begin
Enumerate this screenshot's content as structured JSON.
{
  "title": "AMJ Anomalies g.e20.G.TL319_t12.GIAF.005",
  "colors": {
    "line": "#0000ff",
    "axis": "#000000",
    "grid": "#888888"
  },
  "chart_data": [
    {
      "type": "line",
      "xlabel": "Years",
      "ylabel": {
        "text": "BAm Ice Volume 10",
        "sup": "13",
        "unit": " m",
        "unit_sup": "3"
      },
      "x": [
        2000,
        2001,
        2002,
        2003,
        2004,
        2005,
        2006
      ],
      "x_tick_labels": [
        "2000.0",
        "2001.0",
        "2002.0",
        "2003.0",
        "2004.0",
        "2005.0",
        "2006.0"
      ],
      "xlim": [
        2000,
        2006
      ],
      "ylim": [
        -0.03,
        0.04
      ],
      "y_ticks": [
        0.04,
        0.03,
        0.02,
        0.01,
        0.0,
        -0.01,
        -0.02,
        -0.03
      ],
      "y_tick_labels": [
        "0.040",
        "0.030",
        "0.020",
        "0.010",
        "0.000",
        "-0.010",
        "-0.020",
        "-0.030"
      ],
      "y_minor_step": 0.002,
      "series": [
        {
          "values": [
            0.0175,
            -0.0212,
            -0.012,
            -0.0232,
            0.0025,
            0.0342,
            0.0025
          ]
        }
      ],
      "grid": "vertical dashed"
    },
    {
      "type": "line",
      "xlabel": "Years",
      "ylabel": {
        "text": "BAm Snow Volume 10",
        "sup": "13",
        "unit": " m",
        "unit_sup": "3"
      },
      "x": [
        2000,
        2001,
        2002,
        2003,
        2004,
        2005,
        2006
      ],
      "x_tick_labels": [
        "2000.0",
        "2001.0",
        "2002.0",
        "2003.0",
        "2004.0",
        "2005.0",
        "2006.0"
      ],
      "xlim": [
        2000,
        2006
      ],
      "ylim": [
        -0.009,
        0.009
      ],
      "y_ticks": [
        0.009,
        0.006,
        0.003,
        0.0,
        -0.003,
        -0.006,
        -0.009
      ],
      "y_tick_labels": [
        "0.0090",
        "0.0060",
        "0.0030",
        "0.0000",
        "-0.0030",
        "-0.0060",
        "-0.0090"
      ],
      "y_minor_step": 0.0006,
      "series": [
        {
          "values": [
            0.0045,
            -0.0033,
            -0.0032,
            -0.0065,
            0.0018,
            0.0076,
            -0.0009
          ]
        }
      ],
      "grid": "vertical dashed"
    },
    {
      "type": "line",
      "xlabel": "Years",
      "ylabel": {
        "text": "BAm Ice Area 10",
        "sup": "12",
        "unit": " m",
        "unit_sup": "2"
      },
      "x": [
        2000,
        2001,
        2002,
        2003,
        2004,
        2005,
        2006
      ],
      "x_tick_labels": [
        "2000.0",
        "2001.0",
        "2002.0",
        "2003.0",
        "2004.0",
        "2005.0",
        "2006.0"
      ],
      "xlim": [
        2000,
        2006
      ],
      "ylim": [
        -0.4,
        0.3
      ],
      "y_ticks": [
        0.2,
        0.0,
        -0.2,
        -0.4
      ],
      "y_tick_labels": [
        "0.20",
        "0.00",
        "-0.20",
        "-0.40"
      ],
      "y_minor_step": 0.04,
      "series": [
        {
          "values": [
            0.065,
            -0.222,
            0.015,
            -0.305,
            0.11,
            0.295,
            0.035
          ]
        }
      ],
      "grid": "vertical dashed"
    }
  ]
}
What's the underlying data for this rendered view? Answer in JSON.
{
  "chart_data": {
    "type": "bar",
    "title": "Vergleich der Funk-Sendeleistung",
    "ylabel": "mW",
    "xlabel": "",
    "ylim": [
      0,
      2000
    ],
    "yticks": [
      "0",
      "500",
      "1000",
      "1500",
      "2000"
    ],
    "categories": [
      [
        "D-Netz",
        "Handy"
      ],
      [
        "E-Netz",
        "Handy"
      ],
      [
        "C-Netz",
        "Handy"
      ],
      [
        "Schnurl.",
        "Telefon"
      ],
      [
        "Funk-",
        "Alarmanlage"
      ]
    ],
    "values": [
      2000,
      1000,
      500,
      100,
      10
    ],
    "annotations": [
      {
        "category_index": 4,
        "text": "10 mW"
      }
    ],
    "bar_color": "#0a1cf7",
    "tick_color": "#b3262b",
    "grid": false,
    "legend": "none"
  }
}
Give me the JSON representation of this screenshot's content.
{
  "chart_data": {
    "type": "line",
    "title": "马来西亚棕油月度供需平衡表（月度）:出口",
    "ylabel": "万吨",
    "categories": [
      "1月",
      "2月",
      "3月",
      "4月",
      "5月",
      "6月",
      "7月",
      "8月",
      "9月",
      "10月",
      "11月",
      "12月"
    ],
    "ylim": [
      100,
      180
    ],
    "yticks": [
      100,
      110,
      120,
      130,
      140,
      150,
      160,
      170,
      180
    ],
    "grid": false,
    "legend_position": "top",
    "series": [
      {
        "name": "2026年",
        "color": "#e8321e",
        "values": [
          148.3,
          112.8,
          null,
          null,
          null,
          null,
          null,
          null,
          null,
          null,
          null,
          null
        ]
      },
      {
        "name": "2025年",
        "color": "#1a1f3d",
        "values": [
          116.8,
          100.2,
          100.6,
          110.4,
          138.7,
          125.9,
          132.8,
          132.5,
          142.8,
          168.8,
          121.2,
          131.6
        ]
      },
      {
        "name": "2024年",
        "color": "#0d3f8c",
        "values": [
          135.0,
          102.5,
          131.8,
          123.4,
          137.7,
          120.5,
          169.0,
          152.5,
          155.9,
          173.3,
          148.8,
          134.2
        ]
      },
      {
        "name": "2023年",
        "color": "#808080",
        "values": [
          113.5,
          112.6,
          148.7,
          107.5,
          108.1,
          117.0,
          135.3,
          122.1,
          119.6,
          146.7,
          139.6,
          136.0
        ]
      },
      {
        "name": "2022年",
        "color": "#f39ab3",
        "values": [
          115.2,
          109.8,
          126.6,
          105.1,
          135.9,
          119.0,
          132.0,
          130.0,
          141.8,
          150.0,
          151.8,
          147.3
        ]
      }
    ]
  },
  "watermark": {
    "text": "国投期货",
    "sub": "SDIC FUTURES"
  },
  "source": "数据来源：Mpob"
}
end
Extract all of the data shown above and repeat it verbatim.

Enumerate this screenshot's content as structured JSON.
{
  "title": "AMJ Anomalies g.e20.G.TL319_t12.GIAF.005",
  "colors": {
    "line": "#0000ff",
    "axis": "#000000",
    "grid": "#888888"
  },
  "chart_data": [
    {
      "type": "line",
      "xlabel": "Years",
      "ylabel": {
        "text": "BAm Ice Volume 10",
        "sup": "13",
        "unit": " m",
        "unit_sup": "3"
      },
      "x": [
        2000,
        2001,
        2002,
        2003,
        2004,
        2005,
        2006
      ],
      "x_tick_labels": [
        "2000.0",
        "2001.0",
        "2002.0",
        "2003.0",
        "2004.0",
        "2005.0",
        "2006.0"
      ],
      "xlim": [
        2000,
        2006
      ],
      "ylim": [
        -0.03,
        0.04
      ],
      "y_ticks": [
        0.04,
        0.03,
        0.02,
        0.01,
        0.0,
        -0.01,
        -0.02,
        -0.03
      ],
      "y_tick_labels": [
        "0.040",
        "0.030",
        "0.020",
        "0.010",
        "0.000",
        "-0.010",
        "-0.020",
        "-0.030"
      ],
      "y_minor_step": 0.002,
      "series": [
        {
          "values": [
            0.0175,
            -0.0212,
            -0.012,
            -0.0232,
            0.0025,
            0.0342,
            0.0025
          ]
        }
      ],
      "grid": "vertical dashed"
    },
    {
      "type": "line",
      "xlabel": "Years",
      "ylabel": {
        "text": "BAm Snow Volume 10",
        "sup": "13",
        "unit": " m",
        "unit_sup": "3"
      },
      "x": [
        2000,
        2001,
        2002,
        2003,
        2004,
        2005,
        2006
      ],
      "x_tick_labels": [
        "2000.0",
        "2001.0",
        "2002.0",
        "2003.0",
        "2004.0",
        "2005.0",
        "2006.0"
      ],
      "xlim": [
        2000,
        2006
      ],
      "ylim": [
        -0.009,
        0.009
      ],
      "y_ticks": [
        0.009,
        0.006,
        0.003,
        0.0,
        -0.003,
        -0.006,
        -0.009
      ],
      "y_tick_labels": [
        "0.0090",
        "0.0060",
        "0.0030",
        "0.0000",
        "-0.0030",
        "-0.0060",
        "-0.0090"
      ],
      "y_minor_step": 0.0006,
      "series": [
        {
          "values": [
            0.0045,
            -0.0033,
            -0.0032,
            -0.0065,
            0.0018,
            0.0076,
            -0.0009
          ]
        }
      ],
      "grid": "vertical dashed"
    },
    {
      "type": "line",
      "xlabel": "Years",
      "ylabel": {
        "text": "BAm Ice Area 10",
        "sup": "12",
        "unit": " m",
        "unit_sup": "2"
      },
      "x": [
        2000,
        2001,
        2002,
        2003,
        2004,
        2005,
        2006
      ],
      "x_tick_labels": [
        "2000.0",
        "2001.0",
        "2002.0",
        "2003.0",
        "2004.0",
        "2005.0",
        "2006.0"
      ],
      "xlim": [
        2000,
        2006
      ],
      "ylim": [
        -0.4,
        0.3
      ],
      "y_ticks": [
        0.2,
        0.0,
        -0.2,
        -0.4
      ],
      "y_tick_labels": [
        "0.20",
        "0.00",
        "-0.20",
        "-0.40"
      ],
      "y_minor_step": 0.04,
      "series": [
        {
          "values": [
            0.065,
            -0.222,
            0.015,
            -0.305,
            0.11,
            0.295,
            0.035
          ]
        }
      ],
      "grid": "vertical dashed"
    }
  ]
}
What's the underlying data for this rendered view? Answer in JSON.
{
  "chart_data": {
    "type": "bar",
    "title": "Vergleich der Funk-Sendeleistung",
    "ylabel": "mW",
    "xlabel": "",
    "ylim": [
      0,
      2000
    ],
    "yticks": [
      "0",
      "500",
      "1000",
      "1500",
      "2000"
    ],
    "categories": [
      [
        "D-Netz",
        "Handy"
      ],
      [
        "E-Netz",
        "Handy"
      ],
      [
        "C-Netz",
        "Handy"
      ],
      [
        "Schnurl.",
        "Telefon"
      ],
      [
        "Funk-",
        "Alarmanlage"
      ]
    ],
    "values": [
      2000,
      1000,
      500,
      100,
      10
    ],
    "annotations": [
      {
        "category_index": 4,
        "text": "10 mW"
      }
    ],
    "bar_color": "#0a1cf7",
    "tick_color": "#b3262b",
    "grid": false,
    "legend": "none"
  }
}
Give me the JSON representation of this screenshot's content.
{
  "chart_data": {
    "type": "line",
    "title": "马来西亚棕油月度供需平衡表（月度）:出口",
    "ylabel": "万吨",
    "categories": [
      "1月",
      "2月",
      "3月",
      "4月",
      "5月",
      "6月",
      "7月",
      "8月",
      "9月",
      "10月",
      "11月",
      "12月"
    ],
    "ylim": [
      100,
      180
    ],
    "yticks": [
      100,
      110,
      120,
      130,
      140,
      150,
      160,
      170,
      180
    ],
    "grid": false,
    "legend_position": "top",
    "series": [
      {
        "name": "2026年",
        "color": "#e8321e",
        "values": [
          148.3,
          112.8,
          null,
          null,
          null,
          null,
          null,
          null,
          null,
          null,
          null,
          null
        ]
      },
      {
        "name": "2025年",
        "color": "#1a1f3d",
        "values": [
          116.8,
          100.2,
          100.6,
          110.4,
          138.7,
          125.9,
          132.8,
          132.5,
          142.8,
          168.8,
          121.2,
          131.6
        ]
      },
      {
        "name": "2024年",
        "color": "#0d3f8c",
        "values": [
          135.0,
          102.5,
          131.8,
          123.4,
          137.7,
          120.5,
          169.0,
          152.5,
          155.9,
          173.3,
          148.8,
          134.2
        ]
      },
      {
        "name": "2023年",
        "color": "#808080",
        "values": [
          113.5,
          112.6,
          148.7,
          107.5,
          108.1,
          117.0,
          135.3,
          122.1,
          119.6,
          146.7,
          139.6,
          136.0
        ]
      },
      {
        "name": "2022年",
        "color": "#f39ab3",
        "values": [
          115.2,
          109.8,
          126.6,
          105.1,
          135.9,
          119.0,
          132.0,
          130.0,
          141.8,
          150.0,
          151.8,
          147.3
        ]
      }
    ]
  },
  "watermark": {
    "text": "国投期货",
    "sub": "SDIC FUTURES"
  },
  "source": "数据来源：Mpob"
}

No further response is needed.